Goal - Pull out every line with the word "icon".

Stored entries -
▬▬▬▬▬▬▬▬▬▬
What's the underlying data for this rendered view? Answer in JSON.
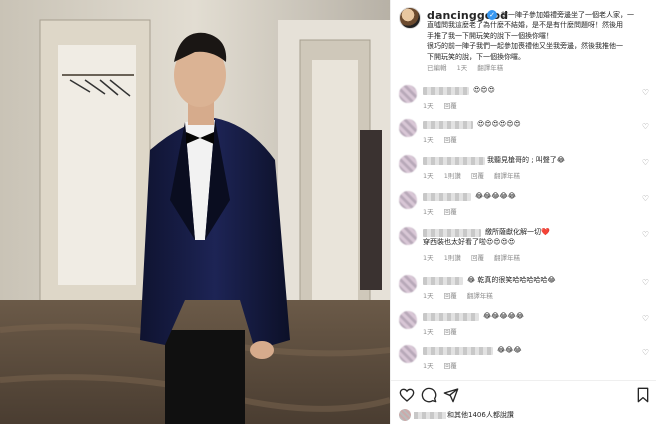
{
  "post": {
    "owner": "dancinggood",
    "verified_mark": "✓",
    "caption_first": "前一陣子參加婚禮旁邊坐了一個老人家，一",
    "caption_lines": [
      "直噓問我這麼老了為什麼不結婚，是不是有什麼問題呀！然後用",
      "手推了我一下開玩笑的說下一個換你囉！",
      "很巧的前一陣子我們一起參加喪禮他又坐我旁邊，然後我推他一",
      "下開玩笑的說，下一個換你囉。"
    ],
    "caption_meta": [
      "已編輯",
      "1天",
      "翻譯年糕"
    ]
  },
  "comments": [
    {
      "line1": "😍😍😍",
      "meta": [
        "1天",
        "回覆"
      ]
    },
    {
      "line1": "😍😍😍😍😍😍",
      "meta": [
        "1天",
        "回覆"
      ]
    },
    {
      "line1": "我聽見槍哥的 ; 叫聲了😂",
      "meta": [
        "1天",
        "1則讚",
        "回覆",
        "翻譯年糕"
      ]
    },
    {
      "line1": "😂😂😂😂😂",
      "meta": [
        "1天",
        "回覆"
      ]
    },
    {
      "line1": "繳所薩獻化解一切❤️",
      "line2": "穿西裝也太好看了啦😍😍😍😍",
      "meta": [
        "1天",
        "1則讚",
        "回覆",
        "翻譯年糕"
      ]
    },
    {
      "line1": "😂 乾真的很笑哈哈哈哈哈😂",
      "meta": [
        "1天",
        "回覆",
        "翻譯年糕"
      ]
    },
    {
      "line1": "😂😂😂😂😂",
      "meta": [
        "1天",
        "回覆"
      ]
    },
    {
      "line1": "😂😂😂",
      "meta": [
        "1天",
        "回覆"
      ]
    }
  ],
  "actions": {
    "like_icon": "heart-icon",
    "comment_icon": "comment-icon",
    "share_icon": "share-icon",
    "save_icon": "bookmark-icon"
  },
  "likes_text": "和其他1406人都說讚"
}
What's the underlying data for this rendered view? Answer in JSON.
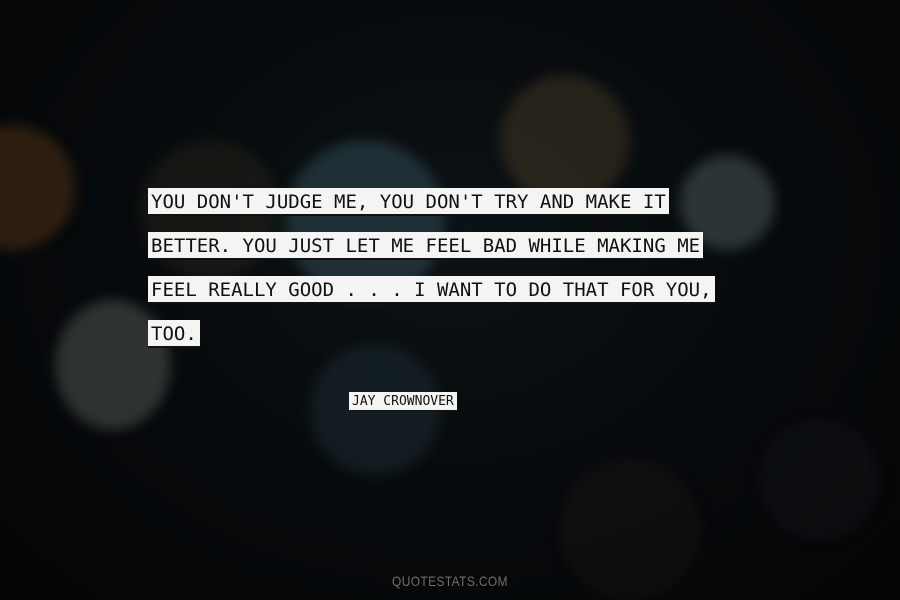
{
  "quote": {
    "lines": [
      "YOU DON'T JUDGE ME, YOU DON'T TRY AND MAKE IT",
      "BETTER. YOU JUST LET ME FEEL BAD WHILE MAKING ME",
      "FEEL REALLY GOOD . . . I WANT TO DO THAT FOR YOU,",
      "TOO."
    ]
  },
  "author": "JAY CROWNOVER",
  "watermark": "QUOTESTATS.COM"
}
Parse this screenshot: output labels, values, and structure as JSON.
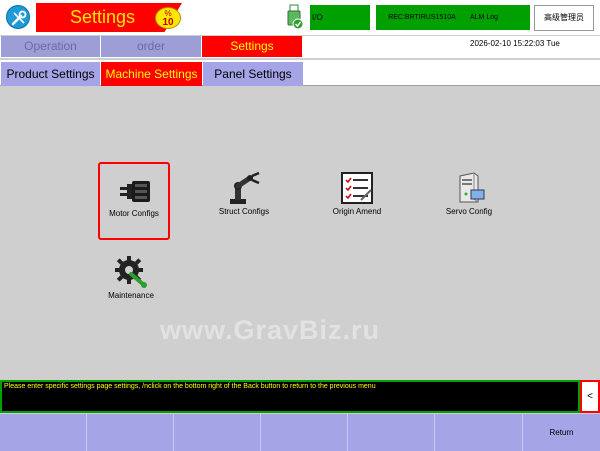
{
  "header": {
    "title": "Settings",
    "speed": {
      "symbol": "%",
      "value": "10"
    },
    "io_label": "I/O",
    "rec_label": "REC:BRTIRUS1510A",
    "alm_label": "ALM Log",
    "user_label": "高级管理员"
  },
  "nav": {
    "tabs": [
      {
        "label": "Operation"
      },
      {
        "label": "order"
      },
      {
        "label": "Settings"
      }
    ],
    "datetime": "2026-02-10  15:22:03  Tue"
  },
  "subtabs": [
    {
      "label": "Product Settings"
    },
    {
      "label": "Machine Settings"
    },
    {
      "label": "Panel Settings"
    }
  ],
  "tiles": [
    {
      "label": "Motor Configs",
      "icon": "motor-icon"
    },
    {
      "label": "Struct Configs",
      "icon": "robot-arm-icon"
    },
    {
      "label": "Origin Amend",
      "icon": "checklist-icon"
    },
    {
      "label": "Servo Config",
      "icon": "server-icon"
    },
    {
      "label": "Maintenance",
      "icon": "gear-wrench-icon"
    }
  ],
  "watermark": "www.GravBiz.ru",
  "message": "Please enter specific settings page settings, /nclick on the bottom right of the Back button to return to the previous menu",
  "back_label": "<",
  "bottom_buttons": [
    "",
    "",
    "",
    "",
    "",
    "Return"
  ],
  "colors": {
    "accent": "#ff0000",
    "highlight_text": "#ffff00",
    "tab_bg": "#a4a4e6",
    "status_green": "#00a000"
  }
}
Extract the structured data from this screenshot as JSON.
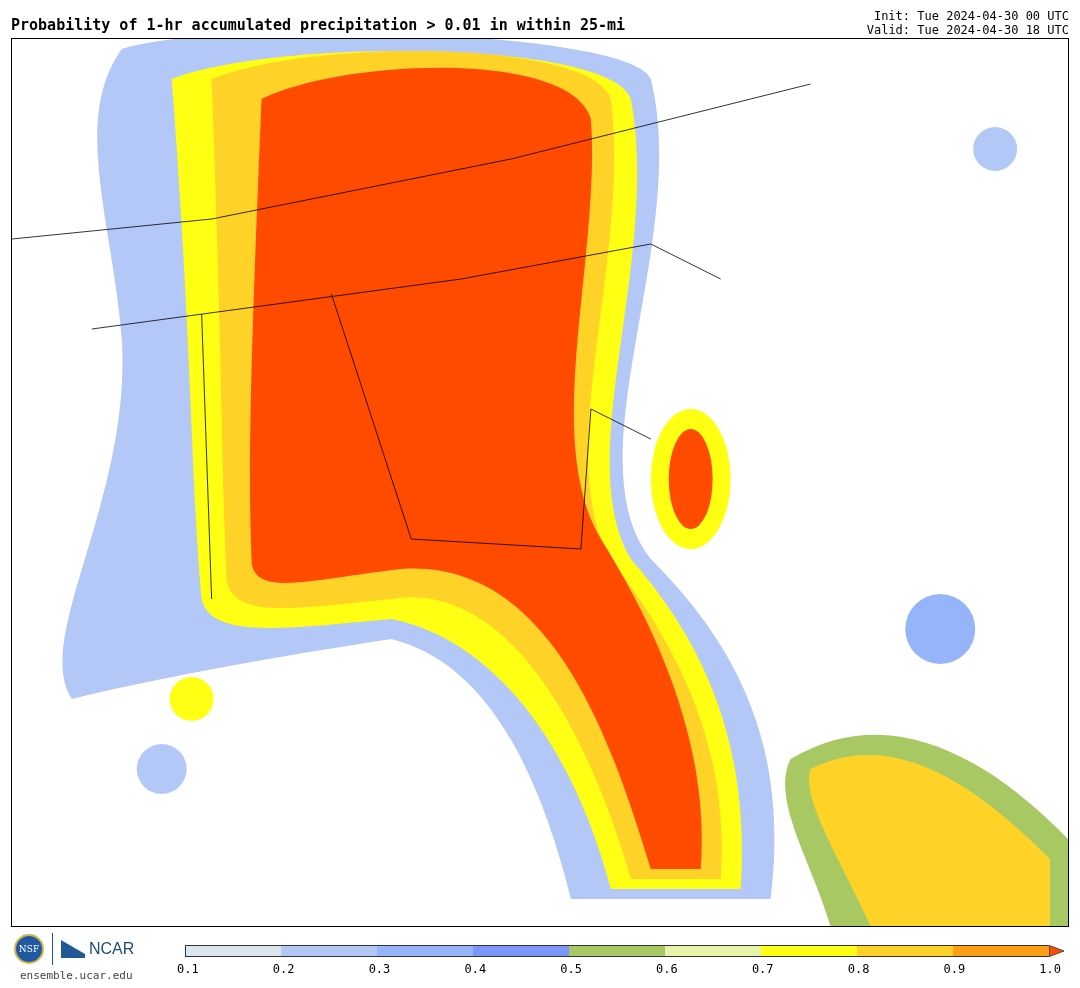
{
  "header": {
    "title": "Probability of 1-hr accumulated precipitation > 0.01 in within 25-mi",
    "init": "Init: Tue 2024-04-30 00 UTC",
    "valid": "Valid: Tue 2024-04-30 18 UTC"
  },
  "footer": {
    "logos": [
      "NSF",
      "NCAR"
    ],
    "site": "ensemble.ucar.edu"
  },
  "colorbar": {
    "segments": [
      {
        "color": "#dce6f0"
      },
      {
        "color": "#b4c8f8"
      },
      {
        "color": "#96b4fa"
      },
      {
        "color": "#7d96fa"
      },
      {
        "color": "#a8c864"
      },
      {
        "color": "#e6f4aa"
      },
      {
        "color": "#ffff14"
      },
      {
        "color": "#ffd228"
      },
      {
        "color": "#ffa014"
      }
    ],
    "arrow": {
      "color": "#ff4b00"
    },
    "ticks": [
      "0.1",
      "0.2",
      "0.3",
      "0.4",
      "0.5",
      "0.6",
      "0.7",
      "0.8",
      "0.9",
      "1.0"
    ]
  }
}
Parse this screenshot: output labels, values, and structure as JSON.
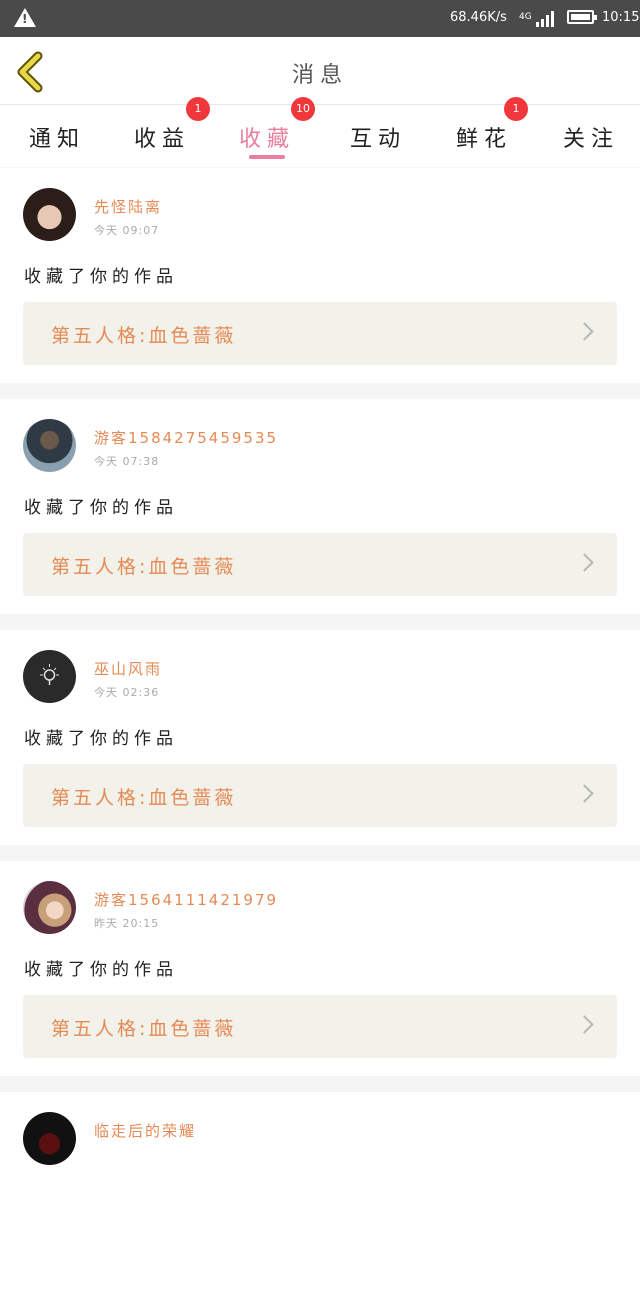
{
  "status_bar": {
    "speed": "68.46K/s",
    "network": "4G",
    "time": "10:15"
  },
  "header": {
    "title": "消息"
  },
  "tabs": [
    {
      "label": "通知",
      "badge": ""
    },
    {
      "label": "收益",
      "badge": "1"
    },
    {
      "label": "收藏",
      "badge": "10"
    },
    {
      "label": "互动",
      "badge": ""
    },
    {
      "label": "鲜花",
      "badge": "1"
    },
    {
      "label": "关注",
      "badge": ""
    }
  ],
  "active_tab": "收藏",
  "colors": {
    "accent": "#e97f9e",
    "username": "#e58a55",
    "badge": "#f0383c",
    "work_box_bg": "#f2f2ea"
  },
  "messages": [
    {
      "username": "先怪陆离",
      "time": "今天 09:07",
      "action": "收藏了你的作品",
      "work_title": "第五人格:血色蔷薇"
    },
    {
      "username": "游客1584275459535",
      "time": "今天 07:38",
      "action": "收藏了你的作品",
      "work_title": "第五人格:血色蔷薇"
    },
    {
      "username": "巫山风雨",
      "time": "今天 02:36",
      "action": "收藏了你的作品",
      "work_title": "第五人格:血色蔷薇"
    },
    {
      "username": "游客1564111421979",
      "time": "昨天 20:15",
      "action": "收藏了你的作品",
      "work_title": "第五人格:血色蔷薇"
    },
    {
      "username": "临走后的荣耀",
      "time": "",
      "action": "",
      "work_title": ""
    }
  ]
}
▬▬▬▬▬▬▬▬▬▬
Exercise result -
    "like_icon": "heart-icon",
    "comment_icon": "comment-icon",
    "share_icon": "share-icon",
    "save_icon": "bookmark-icon"
      "icon": "motor-icon"
      "icon": "robot-arm-icon"
      "icon": "checklist-icon"
      "icon": "server-icon"
      "icon": "gear-wrench-icon"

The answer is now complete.